Passage fourni
——————
Des références identiques existent dans la loi. C'est ainsi que la loi du 1er juillet 1972, premier grand texte destiné à lutter contre le diffusion de propos racistes modifie la loi du 19 juillet 1881. Son article 24 permet désormais de sanctionner "la provocation à la haine ou à la violence à l'égard d'une personne ou d'un groupe de personnes à raison de leur origine ou de leur appartenance (...) à une ethnie, une nation, une race ou une religion déterminée". De manière plus générale, un rapport parlementaire de 2013 a comptabilisé 59 articles faisant référence au mot "race" et à ses dérivés dans des dispositions législatives figurant dans 9 codes différents et 13 lois non codifiées. Il est probable que ce mouvement va encore s'amplifier, Christiane Taubira ayant annoncé, en janvier 2015, sa volonté de modifier les textes pour généraliser la circonstance aggravante de racisme.

Qu'on le veuille ou non, le dispositif juridique mis en place pour lutter contre le racisme s'appuie sur le mot "race". Qu'il soit génétiquement erroné n'y change rien, du moins pour le moment.

 
Niki de Saint Phalle. Pink Nana et Black Man. 1999

Les tentatives de modification de la Constitution


De nombreuses propositions de suppression du mot "race" de notre Constitution ou de notre législation ont déjà été formulées, sans succès. Un amendement en ce sens a été déposé, dès 2002, par Victorin Lurel en ce sens lors de l'examen du projet de loi constitutionnelle relatif à l'organisation décentralisée de la République. Cet amendement fut rejeté, sans doute parce qu'il n'avait qu'un lointain rapport avec la révision en cours. En novembre 2004, une proposition de loi constitutionnelle également signée de Victorin Lurel reprend la même idée. Elle n'a pas davantage de succès, puisqu'elle n'a jamais été débattue

En 2008, la révision initiée par Nicolas Sarkozy et dont l'objet était pourtant de "moderniser" la Constitution ne traite pas de cette question. Le rapport préparatoire du Comité Balladur ne la mentionne même pas. De nouveau, deux amendements en ce sens, dont l'un défendu par Jean-Jacques Urvoas, sont repoussés par la majorité de l'époque. Elle explique alors que le mot "race" permet de fonder l'ensemble de la législation anti-raciste.

En 2012, François Hollande, candidat à la présidence de la République, s'était engagé à réviser la Constitution dans ce sens. On sait cependant que les conditions de majorité imposées par l'article 89 de la Constitution ont rendu pratiquement impossible toute révision de la Constitution.
——————
Données fournies
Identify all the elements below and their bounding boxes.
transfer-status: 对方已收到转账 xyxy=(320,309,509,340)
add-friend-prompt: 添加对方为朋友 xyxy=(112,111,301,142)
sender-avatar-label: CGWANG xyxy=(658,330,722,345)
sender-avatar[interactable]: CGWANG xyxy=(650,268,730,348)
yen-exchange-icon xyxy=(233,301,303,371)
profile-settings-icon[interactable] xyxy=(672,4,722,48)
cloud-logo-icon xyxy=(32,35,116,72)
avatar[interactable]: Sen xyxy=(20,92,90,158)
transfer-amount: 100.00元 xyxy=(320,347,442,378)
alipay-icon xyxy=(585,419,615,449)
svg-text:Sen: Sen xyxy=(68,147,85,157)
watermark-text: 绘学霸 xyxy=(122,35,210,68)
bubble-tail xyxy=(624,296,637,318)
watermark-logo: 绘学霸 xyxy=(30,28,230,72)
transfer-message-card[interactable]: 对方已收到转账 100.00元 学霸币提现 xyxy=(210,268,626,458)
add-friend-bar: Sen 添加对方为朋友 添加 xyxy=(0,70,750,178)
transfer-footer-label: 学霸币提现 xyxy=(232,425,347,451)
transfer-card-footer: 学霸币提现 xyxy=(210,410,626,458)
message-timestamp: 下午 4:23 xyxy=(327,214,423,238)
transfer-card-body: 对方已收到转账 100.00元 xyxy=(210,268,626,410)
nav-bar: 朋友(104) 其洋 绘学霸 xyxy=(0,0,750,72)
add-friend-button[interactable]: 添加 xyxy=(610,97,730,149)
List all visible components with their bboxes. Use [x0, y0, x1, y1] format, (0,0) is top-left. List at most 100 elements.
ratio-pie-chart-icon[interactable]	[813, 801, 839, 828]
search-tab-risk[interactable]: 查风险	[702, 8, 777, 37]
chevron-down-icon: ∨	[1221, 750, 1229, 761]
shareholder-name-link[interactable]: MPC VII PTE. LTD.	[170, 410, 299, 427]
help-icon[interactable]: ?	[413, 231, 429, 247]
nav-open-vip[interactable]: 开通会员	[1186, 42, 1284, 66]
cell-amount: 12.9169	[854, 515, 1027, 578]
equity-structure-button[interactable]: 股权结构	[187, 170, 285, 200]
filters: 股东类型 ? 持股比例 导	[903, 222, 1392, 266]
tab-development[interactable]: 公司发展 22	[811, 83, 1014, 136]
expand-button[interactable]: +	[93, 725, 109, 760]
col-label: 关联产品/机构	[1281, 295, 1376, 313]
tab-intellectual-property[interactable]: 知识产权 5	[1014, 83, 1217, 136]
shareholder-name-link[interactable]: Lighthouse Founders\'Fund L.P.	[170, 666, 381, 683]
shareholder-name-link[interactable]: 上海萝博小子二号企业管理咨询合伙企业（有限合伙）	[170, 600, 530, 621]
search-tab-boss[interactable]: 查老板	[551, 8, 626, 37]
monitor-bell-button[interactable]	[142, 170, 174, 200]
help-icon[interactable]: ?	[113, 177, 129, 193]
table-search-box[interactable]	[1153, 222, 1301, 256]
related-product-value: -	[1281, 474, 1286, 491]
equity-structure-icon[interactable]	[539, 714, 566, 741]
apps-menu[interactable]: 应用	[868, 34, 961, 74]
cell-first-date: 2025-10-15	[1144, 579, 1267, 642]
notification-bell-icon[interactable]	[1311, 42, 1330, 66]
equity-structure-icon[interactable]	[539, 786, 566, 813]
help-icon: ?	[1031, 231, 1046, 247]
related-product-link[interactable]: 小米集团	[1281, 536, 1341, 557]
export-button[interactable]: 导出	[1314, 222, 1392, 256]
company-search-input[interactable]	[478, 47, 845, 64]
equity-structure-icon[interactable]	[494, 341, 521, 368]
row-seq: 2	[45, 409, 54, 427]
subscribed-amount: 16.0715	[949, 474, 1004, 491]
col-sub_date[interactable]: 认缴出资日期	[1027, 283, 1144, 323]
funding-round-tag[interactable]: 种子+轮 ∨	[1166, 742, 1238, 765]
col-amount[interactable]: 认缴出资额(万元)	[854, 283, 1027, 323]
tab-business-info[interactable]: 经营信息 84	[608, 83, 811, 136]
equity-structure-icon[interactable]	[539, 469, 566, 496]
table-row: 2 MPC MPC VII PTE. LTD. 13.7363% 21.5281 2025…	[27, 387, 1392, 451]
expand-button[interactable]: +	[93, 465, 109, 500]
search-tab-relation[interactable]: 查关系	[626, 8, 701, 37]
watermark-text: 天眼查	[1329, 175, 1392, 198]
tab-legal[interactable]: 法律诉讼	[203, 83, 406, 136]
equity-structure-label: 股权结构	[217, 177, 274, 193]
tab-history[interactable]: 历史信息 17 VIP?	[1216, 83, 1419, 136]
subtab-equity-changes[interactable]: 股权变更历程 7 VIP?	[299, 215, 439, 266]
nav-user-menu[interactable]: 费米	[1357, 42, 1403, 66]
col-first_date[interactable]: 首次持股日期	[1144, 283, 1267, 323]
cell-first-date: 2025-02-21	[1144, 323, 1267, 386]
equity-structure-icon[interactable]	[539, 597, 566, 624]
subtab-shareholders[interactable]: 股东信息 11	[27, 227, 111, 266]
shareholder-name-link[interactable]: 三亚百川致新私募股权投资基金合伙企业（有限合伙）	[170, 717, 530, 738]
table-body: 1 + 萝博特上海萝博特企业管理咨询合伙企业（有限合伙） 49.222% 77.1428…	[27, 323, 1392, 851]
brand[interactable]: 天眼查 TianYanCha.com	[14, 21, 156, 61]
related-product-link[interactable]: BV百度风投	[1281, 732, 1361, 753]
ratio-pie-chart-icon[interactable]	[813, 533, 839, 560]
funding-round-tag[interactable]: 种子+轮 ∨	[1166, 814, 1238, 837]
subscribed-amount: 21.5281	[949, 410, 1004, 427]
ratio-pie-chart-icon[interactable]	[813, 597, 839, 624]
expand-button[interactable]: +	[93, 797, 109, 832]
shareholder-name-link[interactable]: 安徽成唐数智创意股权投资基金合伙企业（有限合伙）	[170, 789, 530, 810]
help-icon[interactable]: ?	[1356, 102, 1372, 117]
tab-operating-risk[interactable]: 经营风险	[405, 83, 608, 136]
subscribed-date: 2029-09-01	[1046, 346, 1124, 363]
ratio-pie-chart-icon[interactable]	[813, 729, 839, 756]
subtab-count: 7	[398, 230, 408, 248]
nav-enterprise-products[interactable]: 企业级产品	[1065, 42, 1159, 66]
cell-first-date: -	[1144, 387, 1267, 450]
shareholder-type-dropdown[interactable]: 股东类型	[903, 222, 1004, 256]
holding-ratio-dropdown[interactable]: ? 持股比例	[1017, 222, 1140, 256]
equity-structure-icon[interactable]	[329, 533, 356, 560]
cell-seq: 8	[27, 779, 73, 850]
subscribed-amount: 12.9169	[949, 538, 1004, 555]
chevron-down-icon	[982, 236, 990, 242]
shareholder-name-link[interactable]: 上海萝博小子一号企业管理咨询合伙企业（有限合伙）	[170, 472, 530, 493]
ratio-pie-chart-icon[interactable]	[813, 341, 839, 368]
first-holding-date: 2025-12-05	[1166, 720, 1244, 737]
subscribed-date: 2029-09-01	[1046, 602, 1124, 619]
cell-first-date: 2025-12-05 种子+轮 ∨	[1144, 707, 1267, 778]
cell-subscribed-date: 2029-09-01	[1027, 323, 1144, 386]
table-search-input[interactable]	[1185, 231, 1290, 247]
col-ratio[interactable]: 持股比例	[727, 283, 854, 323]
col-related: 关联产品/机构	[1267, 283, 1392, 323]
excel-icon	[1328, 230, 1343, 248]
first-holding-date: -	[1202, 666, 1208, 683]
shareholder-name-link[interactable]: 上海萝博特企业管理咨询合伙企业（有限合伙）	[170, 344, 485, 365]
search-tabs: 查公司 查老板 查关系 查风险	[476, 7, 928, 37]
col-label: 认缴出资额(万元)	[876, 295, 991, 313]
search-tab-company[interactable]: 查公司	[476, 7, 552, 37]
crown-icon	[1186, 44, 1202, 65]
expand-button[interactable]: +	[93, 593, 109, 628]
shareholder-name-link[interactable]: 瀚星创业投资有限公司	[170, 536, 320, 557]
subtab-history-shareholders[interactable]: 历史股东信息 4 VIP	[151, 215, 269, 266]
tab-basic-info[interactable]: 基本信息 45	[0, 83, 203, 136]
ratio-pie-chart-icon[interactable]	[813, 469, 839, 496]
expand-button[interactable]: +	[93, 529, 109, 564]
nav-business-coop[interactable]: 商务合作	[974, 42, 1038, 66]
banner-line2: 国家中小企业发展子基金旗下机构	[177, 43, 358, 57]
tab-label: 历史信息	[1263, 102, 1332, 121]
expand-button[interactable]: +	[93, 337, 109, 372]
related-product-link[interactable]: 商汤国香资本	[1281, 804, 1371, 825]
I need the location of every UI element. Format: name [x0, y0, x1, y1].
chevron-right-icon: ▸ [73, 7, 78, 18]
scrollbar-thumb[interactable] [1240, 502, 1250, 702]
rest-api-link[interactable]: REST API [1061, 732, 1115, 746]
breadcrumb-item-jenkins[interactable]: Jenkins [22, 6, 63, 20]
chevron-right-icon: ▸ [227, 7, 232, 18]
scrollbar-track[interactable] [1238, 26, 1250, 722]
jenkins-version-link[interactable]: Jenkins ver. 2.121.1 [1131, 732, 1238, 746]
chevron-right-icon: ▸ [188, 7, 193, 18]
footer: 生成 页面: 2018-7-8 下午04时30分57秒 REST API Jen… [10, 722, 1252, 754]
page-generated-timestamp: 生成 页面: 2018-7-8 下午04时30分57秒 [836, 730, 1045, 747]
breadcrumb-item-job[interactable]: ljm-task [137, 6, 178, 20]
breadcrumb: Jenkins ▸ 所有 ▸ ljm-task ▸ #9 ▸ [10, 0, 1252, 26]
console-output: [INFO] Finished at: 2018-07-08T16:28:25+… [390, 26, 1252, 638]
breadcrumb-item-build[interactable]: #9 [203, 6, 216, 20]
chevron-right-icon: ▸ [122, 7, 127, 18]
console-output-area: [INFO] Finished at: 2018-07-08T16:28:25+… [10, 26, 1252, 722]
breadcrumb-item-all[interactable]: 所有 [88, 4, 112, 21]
——————
Travail à réaliser
Rédigez la suite du texte sur le mot « race » dans la Constitution et la loi, s'il vous plaît, en reprenant là où il s'arrête.

Réponse
Les tentatives de modification législatives


La suppression du mot "race" de la Constitution étant exclue, au moins pour le moment, ses partisans se sont orientés vers une autre stratégie. L'idée est alors de modifier la loi avant la Constitution, idée quelque peu audacieuse car la conformité de la loi à la norme suprême risque alors de ne plus être assurée.

Quoi qu'il en soit, la démarche n'a pas davantage eu de succès. Le 16 mai 2013, une proposition de loi visant à supprimer toute référence à la race dans notre législation, initiée par différents membres du Front de Gauche, a été votée en première lecture. Depuis mai 2013, la proposition n'a jamais été débattue au Sénat et elle ne semble pas devoir être inscrite prochainement à l'ordre du jour.

L'analyse de ces différentes propositions révèle un parlement pour le moins partagé entre deux attitudes contradictoires. D'un côté, une volonté d'affirmer haut et fort son refus de la notion de "race", dans la mesure où elle est susceptible de conduire à des discriminations. De l'autre côté, une répugnance à remettre en cause un système juridique de lutte contre le racisme qui a le mérite de fonctionner. 

Cet antagonisme repose sans doute sur une méprise. Certes, le mot race ne renvoie pas à une réalité génétique et est donc dépourvu de fondement scientifique. Mais une démonstration scientifique ne suffit pas pour supprimer le racisme qui est une réalité humaine et sociale, dépourvu de contenu rationnel. Bref, si les races n'existent pas, le racisme existe.